## WHAT TO PRODUCE:
The listing below is to be output in its exact form.

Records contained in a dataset
☆ ☆ ☆ ☆ ☆ ☆ ☆
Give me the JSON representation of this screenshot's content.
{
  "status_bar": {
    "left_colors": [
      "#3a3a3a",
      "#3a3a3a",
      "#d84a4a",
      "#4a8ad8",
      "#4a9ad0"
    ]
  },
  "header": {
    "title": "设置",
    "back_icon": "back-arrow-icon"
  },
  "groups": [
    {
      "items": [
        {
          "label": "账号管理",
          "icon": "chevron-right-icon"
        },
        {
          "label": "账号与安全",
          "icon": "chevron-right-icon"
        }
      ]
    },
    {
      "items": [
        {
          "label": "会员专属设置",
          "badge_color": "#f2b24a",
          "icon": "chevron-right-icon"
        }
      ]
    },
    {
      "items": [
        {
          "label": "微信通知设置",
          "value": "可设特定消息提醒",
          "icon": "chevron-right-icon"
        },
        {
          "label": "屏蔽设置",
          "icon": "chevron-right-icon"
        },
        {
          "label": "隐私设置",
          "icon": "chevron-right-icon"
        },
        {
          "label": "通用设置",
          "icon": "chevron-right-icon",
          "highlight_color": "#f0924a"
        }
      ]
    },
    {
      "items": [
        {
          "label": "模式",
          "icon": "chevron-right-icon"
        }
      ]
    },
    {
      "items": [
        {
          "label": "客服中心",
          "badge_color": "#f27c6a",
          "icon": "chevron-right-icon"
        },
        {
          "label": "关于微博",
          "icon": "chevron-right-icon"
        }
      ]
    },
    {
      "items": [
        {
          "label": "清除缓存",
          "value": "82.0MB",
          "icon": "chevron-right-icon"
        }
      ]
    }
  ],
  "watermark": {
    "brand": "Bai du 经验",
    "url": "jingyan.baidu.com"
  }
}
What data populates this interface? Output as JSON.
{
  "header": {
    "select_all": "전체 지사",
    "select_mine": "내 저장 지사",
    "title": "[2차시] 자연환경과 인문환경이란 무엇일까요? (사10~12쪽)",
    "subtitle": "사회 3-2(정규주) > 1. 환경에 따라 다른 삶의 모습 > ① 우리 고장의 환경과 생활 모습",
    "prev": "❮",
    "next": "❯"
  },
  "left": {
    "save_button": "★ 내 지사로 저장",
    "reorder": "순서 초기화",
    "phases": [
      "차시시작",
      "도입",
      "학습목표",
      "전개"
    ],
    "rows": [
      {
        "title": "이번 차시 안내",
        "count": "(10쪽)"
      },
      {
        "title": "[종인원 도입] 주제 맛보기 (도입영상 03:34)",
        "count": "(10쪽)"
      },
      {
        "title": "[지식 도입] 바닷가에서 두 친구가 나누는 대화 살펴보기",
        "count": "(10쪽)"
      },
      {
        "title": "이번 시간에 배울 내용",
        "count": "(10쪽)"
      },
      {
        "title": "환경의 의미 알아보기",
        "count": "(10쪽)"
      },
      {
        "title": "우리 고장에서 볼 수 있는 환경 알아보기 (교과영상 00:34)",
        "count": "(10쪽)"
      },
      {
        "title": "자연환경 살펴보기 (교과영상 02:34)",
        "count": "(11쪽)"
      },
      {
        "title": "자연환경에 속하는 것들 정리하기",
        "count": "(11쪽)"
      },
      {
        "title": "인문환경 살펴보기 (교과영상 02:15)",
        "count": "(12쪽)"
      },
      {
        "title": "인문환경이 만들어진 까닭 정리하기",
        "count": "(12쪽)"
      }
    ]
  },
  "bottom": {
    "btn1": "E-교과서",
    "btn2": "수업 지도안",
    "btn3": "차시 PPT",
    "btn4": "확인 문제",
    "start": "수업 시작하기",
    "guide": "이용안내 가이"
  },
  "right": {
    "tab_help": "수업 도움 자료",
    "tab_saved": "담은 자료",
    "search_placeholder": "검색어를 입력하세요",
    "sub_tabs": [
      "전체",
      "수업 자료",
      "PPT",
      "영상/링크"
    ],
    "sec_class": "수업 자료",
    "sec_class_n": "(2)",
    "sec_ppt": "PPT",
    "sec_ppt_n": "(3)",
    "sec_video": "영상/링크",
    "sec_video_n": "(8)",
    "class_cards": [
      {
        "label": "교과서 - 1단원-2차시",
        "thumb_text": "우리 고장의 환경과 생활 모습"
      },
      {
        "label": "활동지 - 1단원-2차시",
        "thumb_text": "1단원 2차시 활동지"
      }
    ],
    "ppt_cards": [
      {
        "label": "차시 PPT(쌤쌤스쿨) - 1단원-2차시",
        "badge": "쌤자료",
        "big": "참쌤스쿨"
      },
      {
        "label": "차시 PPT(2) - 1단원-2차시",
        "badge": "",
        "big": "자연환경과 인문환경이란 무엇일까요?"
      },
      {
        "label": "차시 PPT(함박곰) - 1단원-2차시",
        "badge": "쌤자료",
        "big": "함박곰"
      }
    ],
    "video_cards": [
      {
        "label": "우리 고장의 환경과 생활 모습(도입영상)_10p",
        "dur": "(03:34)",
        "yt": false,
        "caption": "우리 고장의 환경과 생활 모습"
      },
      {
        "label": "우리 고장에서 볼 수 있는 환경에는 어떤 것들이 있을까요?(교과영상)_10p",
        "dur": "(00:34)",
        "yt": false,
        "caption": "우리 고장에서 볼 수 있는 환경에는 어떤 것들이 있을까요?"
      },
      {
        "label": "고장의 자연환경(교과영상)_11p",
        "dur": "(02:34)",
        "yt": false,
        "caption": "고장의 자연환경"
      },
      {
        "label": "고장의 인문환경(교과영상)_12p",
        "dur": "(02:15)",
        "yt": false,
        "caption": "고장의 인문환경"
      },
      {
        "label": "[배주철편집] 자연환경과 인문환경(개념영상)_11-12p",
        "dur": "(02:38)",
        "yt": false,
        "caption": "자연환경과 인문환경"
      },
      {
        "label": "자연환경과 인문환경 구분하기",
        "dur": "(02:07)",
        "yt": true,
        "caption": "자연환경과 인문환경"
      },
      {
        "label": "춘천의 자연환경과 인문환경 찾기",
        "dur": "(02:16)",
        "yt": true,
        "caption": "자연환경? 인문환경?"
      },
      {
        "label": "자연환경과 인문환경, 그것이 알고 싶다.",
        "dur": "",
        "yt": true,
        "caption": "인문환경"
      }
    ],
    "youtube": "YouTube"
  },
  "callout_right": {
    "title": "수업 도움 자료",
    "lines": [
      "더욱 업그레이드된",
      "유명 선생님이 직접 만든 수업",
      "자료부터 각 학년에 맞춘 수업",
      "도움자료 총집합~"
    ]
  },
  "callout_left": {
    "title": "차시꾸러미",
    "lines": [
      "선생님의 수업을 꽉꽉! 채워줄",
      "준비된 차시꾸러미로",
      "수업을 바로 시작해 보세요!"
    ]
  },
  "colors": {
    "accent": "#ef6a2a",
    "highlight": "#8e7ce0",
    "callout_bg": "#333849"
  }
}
☆ ☆ ☆ ☆ ☆ ☆ ☆
## ANSWER TO THE PROBLEM:
Give me the JSON representation of this screenshot's content.
{
  "status_bar": {
    "left_colors": [
      "#3a3a3a",
      "#3a3a3a",
      "#d84a4a",
      "#4a8ad8",
      "#4a9ad0"
    ]
  },
  "header": {
    "title": "设置",
    "back_icon": "back-arrow-icon"
  },
  "groups": [
    {
      "items": [
        {
          "label": "账号管理",
          "icon": "chevron-right-icon"
        },
        {
          "label": "账号与安全",
          "icon": "chevron-right-icon"
        }
      ]
    },
    {
      "items": [
        {
          "label": "会员专属设置",
          "badge_color": "#f2b24a",
          "icon": "chevron-right-icon"
        }
      ]
    },
    {
      "items": [
        {
          "label": "微信通知设置",
          "value": "可设特定消息提醒",
          "icon": "chevron-right-icon"
        },
        {
          "label": "屏蔽设置",
          "icon": "chevron-right-icon"
        },
        {
          "label": "隐私设置",
          "icon": "chevron-right-icon"
        },
        {
          "label": "通用设置",
          "icon": "chevron-right-icon",
          "highlight_color": "#f0924a"
        }
      ]
    },
    {
      "items": [
        {
          "label": "模式",
          "icon": "chevron-right-icon"
        }
      ]
    },
    {
      "items": [
        {
          "label": "客服中心",
          "badge_color": "#f27c6a",
          "icon": "chevron-right-icon"
        },
        {
          "label": "关于微博",
          "icon": "chevron-right-icon"
        }
      ]
    },
    {
      "items": [
        {
          "label": "清除缓存",
          "value": "82.0MB",
          "icon": "chevron-right-icon"
        }
      ]
    }
  ],
  "watermark": {
    "brand": "Bai du 经验",
    "url": "jingyan.baidu.com"
  }
}
What data populates this interface? Output as JSON.
{
  "header": {
    "select_all": "전체 지사",
    "select_mine": "내 저장 지사",
    "title": "[2차시] 자연환경과 인문환경이란 무엇일까요? (사10~12쪽)",
    "subtitle": "사회 3-2(정규주) > 1. 환경에 따라 다른 삶의 모습 > ① 우리 고장의 환경과 생활 모습",
    "prev": "❮",
    "next": "❯"
  },
  "left": {
    "save_button": "★ 내 지사로 저장",
    "reorder": "순서 초기화",
    "phases": [
      "차시시작",
      "도입",
      "학습목표",
      "전개"
    ],
    "rows": [
      {
        "title": "이번 차시 안내",
        "count": "(10쪽)"
      },
      {
        "title": "[종인원 도입] 주제 맛보기 (도입영상 03:34)",
        "count": "(10쪽)"
      },
      {
        "title": "[지식 도입] 바닷가에서 두 친구가 나누는 대화 살펴보기",
        "count": "(10쪽)"
      },
      {
        "title": "이번 시간에 배울 내용",
        "count": "(10쪽)"
      },
      {
        "title": "환경의 의미 알아보기",
        "count": "(10쪽)"
      },
      {
        "title": "우리 고장에서 볼 수 있는 환경 알아보기 (교과영상 00:34)",
        "count": "(10쪽)"
      },
      {
        "title": "자연환경 살펴보기 (교과영상 02:34)",
        "count": "(11쪽)"
      },
      {
        "title": "자연환경에 속하는 것들 정리하기",
        "count": "(11쪽)"
      },
      {
        "title": "인문환경 살펴보기 (교과영상 02:15)",
        "count": "(12쪽)"
      },
      {
        "title": "인문환경이 만들어진 까닭 정리하기",
        "count": "(12쪽)"
      }
    ]
  },
  "bottom": {
    "btn1": "E-교과서",
    "btn2": "수업 지도안",
    "btn3": "차시 PPT",
    "btn4": "확인 문제",
    "start": "수업 시작하기",
    "guide": "이용안내 가이"
  },
  "right": {
    "tab_help": "수업 도움 자료",
    "tab_saved": "담은 자료",
    "search_placeholder": "검색어를 입력하세요",
    "sub_tabs": [
      "전체",
      "수업 자료",
      "PPT",
      "영상/링크"
    ],
    "sec_class": "수업 자료",
    "sec_class_n": "(2)",
    "sec_ppt": "PPT",
    "sec_ppt_n": "(3)",
    "sec_video": "영상/링크",
    "sec_video_n": "(8)",
    "class_cards": [
      {
        "label": "교과서 - 1단원-2차시",
        "thumb_text": "우리 고장의 환경과 생활 모습"
      },
      {
        "label": "활동지 - 1단원-2차시",
        "thumb_text": "1단원 2차시 활동지"
      }
    ],
    "ppt_cards": [
      {
        "label": "차시 PPT(쌤쌤스쿨) - 1단원-2차시",
        "badge": "쌤자료",
        "big": "참쌤스쿨"
      },
      {
        "label": "차시 PPT(2) - 1단원-2차시",
        "badge": "",
        "big": "자연환경과 인문환경이란 무엇일까요?"
      },
      {
        "label": "차시 PPT(함박곰) - 1단원-2차시",
        "badge": "쌤자료",
        "big": "함박곰"
      }
    ],
    "video_cards": [
      {
        "label": "우리 고장의 환경과 생활 모습(도입영상)_10p",
        "dur": "(03:34)",
        "yt": false,
        "caption": "우리 고장의 환경과 생활 모습"
      },
      {
        "label": "우리 고장에서 볼 수 있는 환경에는 어떤 것들이 있을까요?(교과영상)_10p",
        "dur": "(00:34)",
        "yt": false,
        "caption": "우리 고장에서 볼 수 있는 환경에는 어떤 것들이 있을까요?"
      },
      {
        "label": "고장의 자연환경(교과영상)_11p",
        "dur": "(02:34)",
        "yt": false,
        "caption": "고장의 자연환경"
      },
      {
        "label": "고장의 인문환경(교과영상)_12p",
        "dur": "(02:15)",
        "yt": false,
        "caption": "고장의 인문환경"
      },
      {
        "label": "[배주철편집] 자연환경과 인문환경(개념영상)_11-12p",
        "dur": "(02:38)",
        "yt": false,
        "caption": "자연환경과 인문환경"
      },
      {
        "label": "자연환경과 인문환경 구분하기",
        "dur": "(02:07)",
        "yt": true,
        "caption": "자연환경과 인문환경"
      },
      {
        "label": "춘천의 자연환경과 인문환경 찾기",
        "dur": "(02:16)",
        "yt": true,
        "caption": "자연환경? 인문환경?"
      },
      {
        "label": "자연환경과 인문환경, 그것이 알고 싶다.",
        "dur": "",
        "yt": true,
        "caption": "인문환경"
      }
    ],
    "youtube": "YouTube"
  },
  "callout_right": {
    "title": "수업 도움 자료",
    "lines": [
      "더욱 업그레이드된",
      "유명 선생님이 직접 만든 수업",
      "자료부터 각 학년에 맞춘 수업",
      "도움자료 총집합~"
    ]
  },
  "callout_left": {
    "title": "차시꾸러미",
    "lines": [
      "선생님의 수업을 꽉꽉! 채워줄",
      "준비된 차시꾸러미로",
      "수업을 바로 시작해 보세요!"
    ]
  },
  "colors": {
    "accent": "#ef6a2a",
    "highlight": "#8e7ce0",
    "callout_bg": "#333849"
  }
}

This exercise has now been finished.